Text section.
.....
The O–O radial distribution functions (RDFs), g(rOO), for OPC3 are presented in Fig. 5. By design, the experimental position of first peak in O–O RDF is accurately reproduced by OPC3. The position and height of other peaks are also closely reproduced by OPC3. The height of the first peak is overestimated by all of the models shown in Fig. 5, except for TIP3P. While TIP3P accurately reproduces the height of the first peak, it fails completely to describe the experimental RDF beyond the first peak (Fig. 5). In the case of OPC3 the overestimated height of the first peak is likely due to the use of a too repulsive LJ potential (r−12) at short range, which is known to create an over structured liquid.16,60 A “softer” repulsive potential may correct the height of the first O–O RDF peak,60,61 which might entail further accuracy gains in bulk water properties. Whether a more accurate first peak height would lead to immediate accuracy gains in practical biomolecular simulations beyond pure water would not be straightforward to ascertain: major force-fields (and packages) almost invariably employ 12-6 LJ potentials, implying that the solute-solvent and even solute-solute parts of the total interaction may need to be refitted if a different functional form were to be used for the solvent.

FIG. 5.

FIG. 5.

O–O radial distribution functions of liquid water at 298.16 K, 1 bar. The OPC3 model is compared to the commonly used 3-point models (TIP3P and SPCE), and two more recent 3-point models (TIP3PFB and H2ODC). The experimental data are taken from Ref. 37.

C. Temperature dependent behavior

The ability of OPC3 to reproduce the temperature dependence of four key water properties is shown in Fig. 6. Overall, OPC3 provides a much more accurate description of the temperature dependence of water properties compared to SPCE and TIP3P. In particular, in contrast to TIP3P and SPCE that do not exhibit a maximum in the density of liquid water in the range of temperatures studied, OPC3 yields a maximum density at 260 K. The diffusion coefficient and dielectric constant of OPC3 are in perfect agreement with the experimental values over the large range of temperatures. OPC3’s heat of vaporization is slightly higher than that produced by SPCE and TIP3P. OPC3 has larger dipole and quadrupole moments, which can yield stronger hydrogen bonds and therefore a higher value for heat of vaporization.
.....
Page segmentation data
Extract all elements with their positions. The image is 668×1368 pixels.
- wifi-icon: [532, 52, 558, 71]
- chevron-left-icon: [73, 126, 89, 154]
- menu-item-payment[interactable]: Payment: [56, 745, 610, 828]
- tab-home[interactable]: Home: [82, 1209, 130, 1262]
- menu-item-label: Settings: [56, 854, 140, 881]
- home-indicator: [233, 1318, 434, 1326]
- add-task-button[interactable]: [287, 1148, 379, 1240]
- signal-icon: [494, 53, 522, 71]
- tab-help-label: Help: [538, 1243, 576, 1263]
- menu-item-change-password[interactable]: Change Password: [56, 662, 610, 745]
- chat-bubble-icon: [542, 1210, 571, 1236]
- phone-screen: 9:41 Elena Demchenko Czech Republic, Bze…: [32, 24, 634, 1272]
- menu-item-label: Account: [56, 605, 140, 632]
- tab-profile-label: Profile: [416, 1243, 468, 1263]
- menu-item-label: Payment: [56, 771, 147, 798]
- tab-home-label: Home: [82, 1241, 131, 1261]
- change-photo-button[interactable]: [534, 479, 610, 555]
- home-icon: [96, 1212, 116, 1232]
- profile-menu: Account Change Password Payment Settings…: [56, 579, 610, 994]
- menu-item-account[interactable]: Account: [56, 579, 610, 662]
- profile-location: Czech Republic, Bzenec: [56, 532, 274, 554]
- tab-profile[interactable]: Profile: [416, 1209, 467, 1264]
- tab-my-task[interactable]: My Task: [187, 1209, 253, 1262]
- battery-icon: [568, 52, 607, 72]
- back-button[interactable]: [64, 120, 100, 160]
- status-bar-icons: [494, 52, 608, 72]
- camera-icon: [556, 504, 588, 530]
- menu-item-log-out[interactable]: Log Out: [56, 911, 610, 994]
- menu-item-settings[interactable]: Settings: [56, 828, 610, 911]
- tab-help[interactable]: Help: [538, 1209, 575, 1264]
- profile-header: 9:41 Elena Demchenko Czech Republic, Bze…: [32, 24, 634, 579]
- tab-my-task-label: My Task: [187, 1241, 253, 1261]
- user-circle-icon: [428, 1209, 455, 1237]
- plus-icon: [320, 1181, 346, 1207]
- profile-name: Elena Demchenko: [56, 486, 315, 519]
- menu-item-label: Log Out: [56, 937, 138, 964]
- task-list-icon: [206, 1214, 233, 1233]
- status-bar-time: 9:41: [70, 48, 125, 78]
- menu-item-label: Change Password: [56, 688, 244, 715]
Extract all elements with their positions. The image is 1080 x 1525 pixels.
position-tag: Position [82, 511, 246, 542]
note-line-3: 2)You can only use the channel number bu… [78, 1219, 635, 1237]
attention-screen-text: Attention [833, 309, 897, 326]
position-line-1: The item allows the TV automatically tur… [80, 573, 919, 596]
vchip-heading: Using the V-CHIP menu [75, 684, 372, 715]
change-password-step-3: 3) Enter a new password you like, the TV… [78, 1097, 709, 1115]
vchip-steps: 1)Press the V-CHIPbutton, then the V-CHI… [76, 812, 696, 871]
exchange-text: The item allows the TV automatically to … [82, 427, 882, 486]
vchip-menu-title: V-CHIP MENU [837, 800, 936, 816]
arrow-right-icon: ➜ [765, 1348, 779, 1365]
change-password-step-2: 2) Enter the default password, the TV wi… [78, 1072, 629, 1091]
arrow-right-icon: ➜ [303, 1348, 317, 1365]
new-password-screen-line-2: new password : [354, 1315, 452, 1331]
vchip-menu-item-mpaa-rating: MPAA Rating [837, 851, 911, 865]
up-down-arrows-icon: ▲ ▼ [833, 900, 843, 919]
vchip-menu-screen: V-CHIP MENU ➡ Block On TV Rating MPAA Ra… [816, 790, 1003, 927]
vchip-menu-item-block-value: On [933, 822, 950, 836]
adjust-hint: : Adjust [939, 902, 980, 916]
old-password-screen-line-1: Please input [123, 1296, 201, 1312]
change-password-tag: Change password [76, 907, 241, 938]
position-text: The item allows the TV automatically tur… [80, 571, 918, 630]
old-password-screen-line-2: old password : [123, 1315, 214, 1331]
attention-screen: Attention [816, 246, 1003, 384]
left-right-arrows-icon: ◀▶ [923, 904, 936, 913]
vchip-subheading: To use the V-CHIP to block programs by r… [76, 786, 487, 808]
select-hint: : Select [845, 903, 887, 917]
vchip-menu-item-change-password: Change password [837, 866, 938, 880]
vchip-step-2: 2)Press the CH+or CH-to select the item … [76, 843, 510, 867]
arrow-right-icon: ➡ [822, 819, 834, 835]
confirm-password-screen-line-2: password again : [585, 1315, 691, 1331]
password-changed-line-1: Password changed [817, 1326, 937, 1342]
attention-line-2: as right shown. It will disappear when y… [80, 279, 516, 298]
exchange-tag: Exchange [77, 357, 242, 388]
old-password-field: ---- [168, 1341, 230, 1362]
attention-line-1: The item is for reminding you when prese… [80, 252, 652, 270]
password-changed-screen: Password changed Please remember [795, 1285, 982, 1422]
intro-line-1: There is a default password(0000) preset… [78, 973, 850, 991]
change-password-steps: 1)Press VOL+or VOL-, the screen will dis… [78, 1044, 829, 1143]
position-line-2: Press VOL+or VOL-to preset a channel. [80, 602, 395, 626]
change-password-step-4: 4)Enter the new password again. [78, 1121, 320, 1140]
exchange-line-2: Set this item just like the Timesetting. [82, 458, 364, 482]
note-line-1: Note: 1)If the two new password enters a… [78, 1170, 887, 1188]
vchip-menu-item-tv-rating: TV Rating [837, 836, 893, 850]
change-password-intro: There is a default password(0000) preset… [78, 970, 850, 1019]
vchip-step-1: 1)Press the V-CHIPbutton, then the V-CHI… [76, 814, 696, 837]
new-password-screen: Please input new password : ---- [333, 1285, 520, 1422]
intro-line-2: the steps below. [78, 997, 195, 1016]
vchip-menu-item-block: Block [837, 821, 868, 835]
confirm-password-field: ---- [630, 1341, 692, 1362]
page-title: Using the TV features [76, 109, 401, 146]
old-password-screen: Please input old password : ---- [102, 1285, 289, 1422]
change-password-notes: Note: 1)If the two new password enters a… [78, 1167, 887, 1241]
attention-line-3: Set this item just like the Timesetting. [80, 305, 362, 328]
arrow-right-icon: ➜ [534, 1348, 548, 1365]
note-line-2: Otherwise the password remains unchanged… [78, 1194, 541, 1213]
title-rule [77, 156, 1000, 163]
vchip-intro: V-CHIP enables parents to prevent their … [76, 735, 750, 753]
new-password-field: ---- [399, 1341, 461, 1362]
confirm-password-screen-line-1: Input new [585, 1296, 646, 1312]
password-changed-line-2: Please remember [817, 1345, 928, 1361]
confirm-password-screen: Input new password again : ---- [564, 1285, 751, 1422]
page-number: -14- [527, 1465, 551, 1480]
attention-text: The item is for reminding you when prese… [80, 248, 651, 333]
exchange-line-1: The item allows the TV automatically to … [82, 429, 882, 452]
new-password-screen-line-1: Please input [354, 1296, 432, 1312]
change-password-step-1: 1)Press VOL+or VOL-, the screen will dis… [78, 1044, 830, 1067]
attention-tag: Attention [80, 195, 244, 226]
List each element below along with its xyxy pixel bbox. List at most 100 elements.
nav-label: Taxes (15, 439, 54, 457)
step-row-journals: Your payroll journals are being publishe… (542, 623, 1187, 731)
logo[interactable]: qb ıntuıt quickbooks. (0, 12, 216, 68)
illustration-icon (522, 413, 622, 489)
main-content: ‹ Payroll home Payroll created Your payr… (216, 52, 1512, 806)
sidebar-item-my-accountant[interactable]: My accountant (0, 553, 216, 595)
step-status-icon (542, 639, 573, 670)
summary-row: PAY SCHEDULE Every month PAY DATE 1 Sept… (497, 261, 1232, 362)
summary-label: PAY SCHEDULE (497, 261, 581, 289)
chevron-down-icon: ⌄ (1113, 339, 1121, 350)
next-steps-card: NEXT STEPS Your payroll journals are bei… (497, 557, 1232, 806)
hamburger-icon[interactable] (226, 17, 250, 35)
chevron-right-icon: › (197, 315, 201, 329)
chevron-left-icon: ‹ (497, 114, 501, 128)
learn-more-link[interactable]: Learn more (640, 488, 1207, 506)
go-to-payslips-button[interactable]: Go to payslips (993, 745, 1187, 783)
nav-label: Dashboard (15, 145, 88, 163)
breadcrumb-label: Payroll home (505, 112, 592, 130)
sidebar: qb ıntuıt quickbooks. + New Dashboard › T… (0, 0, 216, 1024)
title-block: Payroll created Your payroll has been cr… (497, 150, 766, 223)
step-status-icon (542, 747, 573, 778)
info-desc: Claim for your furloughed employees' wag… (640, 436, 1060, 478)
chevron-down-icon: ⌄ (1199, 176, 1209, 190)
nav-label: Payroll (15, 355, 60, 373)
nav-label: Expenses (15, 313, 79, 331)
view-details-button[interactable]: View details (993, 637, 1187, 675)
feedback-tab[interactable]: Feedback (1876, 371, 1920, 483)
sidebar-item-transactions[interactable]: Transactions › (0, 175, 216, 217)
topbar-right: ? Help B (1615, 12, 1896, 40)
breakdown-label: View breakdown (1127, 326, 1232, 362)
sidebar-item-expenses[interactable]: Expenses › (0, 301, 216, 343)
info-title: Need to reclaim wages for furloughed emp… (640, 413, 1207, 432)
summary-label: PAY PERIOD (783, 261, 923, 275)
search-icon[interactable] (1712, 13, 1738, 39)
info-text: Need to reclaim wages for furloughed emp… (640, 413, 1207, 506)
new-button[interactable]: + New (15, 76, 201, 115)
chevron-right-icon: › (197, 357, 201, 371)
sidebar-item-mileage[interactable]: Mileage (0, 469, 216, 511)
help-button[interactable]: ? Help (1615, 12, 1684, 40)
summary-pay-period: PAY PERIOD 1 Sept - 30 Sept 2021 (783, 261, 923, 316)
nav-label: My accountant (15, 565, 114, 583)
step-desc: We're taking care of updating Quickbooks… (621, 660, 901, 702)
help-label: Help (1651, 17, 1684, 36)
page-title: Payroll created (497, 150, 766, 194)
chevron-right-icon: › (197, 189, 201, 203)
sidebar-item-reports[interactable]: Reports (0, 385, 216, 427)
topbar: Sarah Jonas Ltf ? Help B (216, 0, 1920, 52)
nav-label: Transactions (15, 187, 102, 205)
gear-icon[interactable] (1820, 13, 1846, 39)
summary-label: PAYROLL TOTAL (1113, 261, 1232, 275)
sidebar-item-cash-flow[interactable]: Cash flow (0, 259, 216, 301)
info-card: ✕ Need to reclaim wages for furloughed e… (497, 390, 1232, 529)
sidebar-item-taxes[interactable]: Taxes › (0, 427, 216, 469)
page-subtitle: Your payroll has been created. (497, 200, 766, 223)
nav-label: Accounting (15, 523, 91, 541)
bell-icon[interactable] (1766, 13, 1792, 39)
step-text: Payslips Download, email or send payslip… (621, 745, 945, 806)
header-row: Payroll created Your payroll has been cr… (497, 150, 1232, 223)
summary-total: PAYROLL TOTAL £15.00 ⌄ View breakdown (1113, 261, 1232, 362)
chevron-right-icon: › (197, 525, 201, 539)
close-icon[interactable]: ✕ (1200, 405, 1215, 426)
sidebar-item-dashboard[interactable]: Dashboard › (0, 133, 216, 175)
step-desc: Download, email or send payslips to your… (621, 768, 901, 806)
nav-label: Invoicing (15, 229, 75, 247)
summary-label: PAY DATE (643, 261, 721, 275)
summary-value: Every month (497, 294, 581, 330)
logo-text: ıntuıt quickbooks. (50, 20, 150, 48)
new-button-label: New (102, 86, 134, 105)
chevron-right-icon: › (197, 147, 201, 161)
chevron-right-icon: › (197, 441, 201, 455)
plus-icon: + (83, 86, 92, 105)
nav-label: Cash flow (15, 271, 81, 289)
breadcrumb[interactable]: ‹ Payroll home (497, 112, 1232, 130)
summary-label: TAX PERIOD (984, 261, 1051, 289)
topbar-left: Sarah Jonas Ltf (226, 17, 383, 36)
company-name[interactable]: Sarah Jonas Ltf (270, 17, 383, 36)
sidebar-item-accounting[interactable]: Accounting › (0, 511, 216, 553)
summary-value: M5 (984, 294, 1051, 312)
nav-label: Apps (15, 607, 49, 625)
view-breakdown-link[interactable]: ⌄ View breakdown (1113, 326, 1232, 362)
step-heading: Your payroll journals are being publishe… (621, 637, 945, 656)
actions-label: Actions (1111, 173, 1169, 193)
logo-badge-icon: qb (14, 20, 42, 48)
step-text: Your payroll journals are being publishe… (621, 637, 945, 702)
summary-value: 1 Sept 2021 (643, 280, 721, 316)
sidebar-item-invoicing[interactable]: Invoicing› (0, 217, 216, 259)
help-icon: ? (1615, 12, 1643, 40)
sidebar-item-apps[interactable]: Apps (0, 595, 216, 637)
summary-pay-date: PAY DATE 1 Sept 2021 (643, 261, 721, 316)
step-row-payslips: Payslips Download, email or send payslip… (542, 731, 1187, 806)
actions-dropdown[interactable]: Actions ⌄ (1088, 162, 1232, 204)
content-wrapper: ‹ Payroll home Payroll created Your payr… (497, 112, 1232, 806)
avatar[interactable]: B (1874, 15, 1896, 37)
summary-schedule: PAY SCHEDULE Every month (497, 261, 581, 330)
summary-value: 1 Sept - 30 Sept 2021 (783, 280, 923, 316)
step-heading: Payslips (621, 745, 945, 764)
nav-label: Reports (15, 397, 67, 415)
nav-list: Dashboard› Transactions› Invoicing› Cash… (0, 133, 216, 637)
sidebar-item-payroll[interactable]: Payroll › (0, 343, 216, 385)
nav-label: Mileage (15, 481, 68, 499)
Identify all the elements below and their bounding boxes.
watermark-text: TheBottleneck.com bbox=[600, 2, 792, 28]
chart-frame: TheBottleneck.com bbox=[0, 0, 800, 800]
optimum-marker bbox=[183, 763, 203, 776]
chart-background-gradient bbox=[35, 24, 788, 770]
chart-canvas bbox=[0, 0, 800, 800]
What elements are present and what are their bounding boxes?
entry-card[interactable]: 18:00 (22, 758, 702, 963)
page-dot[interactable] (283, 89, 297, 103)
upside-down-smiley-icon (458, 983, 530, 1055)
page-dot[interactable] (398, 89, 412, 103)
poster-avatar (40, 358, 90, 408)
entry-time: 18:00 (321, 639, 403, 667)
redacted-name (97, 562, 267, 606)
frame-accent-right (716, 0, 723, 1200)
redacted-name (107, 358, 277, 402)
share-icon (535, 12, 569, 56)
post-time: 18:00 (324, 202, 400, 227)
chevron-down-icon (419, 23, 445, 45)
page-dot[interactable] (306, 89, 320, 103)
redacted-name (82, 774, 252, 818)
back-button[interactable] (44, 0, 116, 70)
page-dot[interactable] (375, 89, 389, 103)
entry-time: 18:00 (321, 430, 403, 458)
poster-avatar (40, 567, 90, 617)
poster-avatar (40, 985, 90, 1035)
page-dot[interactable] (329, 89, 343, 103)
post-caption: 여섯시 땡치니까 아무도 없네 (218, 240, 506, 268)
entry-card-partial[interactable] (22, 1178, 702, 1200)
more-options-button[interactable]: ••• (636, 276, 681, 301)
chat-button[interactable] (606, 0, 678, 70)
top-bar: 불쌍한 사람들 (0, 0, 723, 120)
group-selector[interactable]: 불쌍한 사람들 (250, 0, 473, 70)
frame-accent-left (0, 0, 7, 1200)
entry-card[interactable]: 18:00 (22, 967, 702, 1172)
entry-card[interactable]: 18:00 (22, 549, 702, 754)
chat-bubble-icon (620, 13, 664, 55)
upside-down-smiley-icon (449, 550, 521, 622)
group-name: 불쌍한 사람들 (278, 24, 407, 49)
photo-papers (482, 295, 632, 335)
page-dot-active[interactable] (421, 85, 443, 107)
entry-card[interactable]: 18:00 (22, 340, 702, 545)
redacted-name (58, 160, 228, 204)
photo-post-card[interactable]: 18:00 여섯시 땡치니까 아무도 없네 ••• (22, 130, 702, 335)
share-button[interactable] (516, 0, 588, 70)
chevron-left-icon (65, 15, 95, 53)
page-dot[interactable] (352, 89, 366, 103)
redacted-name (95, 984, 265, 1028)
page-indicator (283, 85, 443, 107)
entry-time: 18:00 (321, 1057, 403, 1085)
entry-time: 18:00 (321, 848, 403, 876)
.....
Prompt 1. From the passage on the OPC3 water model, extract everything from "O–O radial distribution functions of" down to "from Ref. 37.".
Prompt 2. According to the passage on the OPC3 water model, at what temperature does OPC3 yield a maximum density of liquid water?
The page segmentation data has nothing to do with the tasks.

Exercise result 1.
O–O radial distribution functions of liquid water at 298.16 K, 1 bar. The OPC3 model is compared to the commonly used 3-point models (TIP3P and SPCE), and two more recent 3-point models (TIP3PFB and H2ODC). The experimental data are taken from Ref. 37.

Exercise result 2. 260 K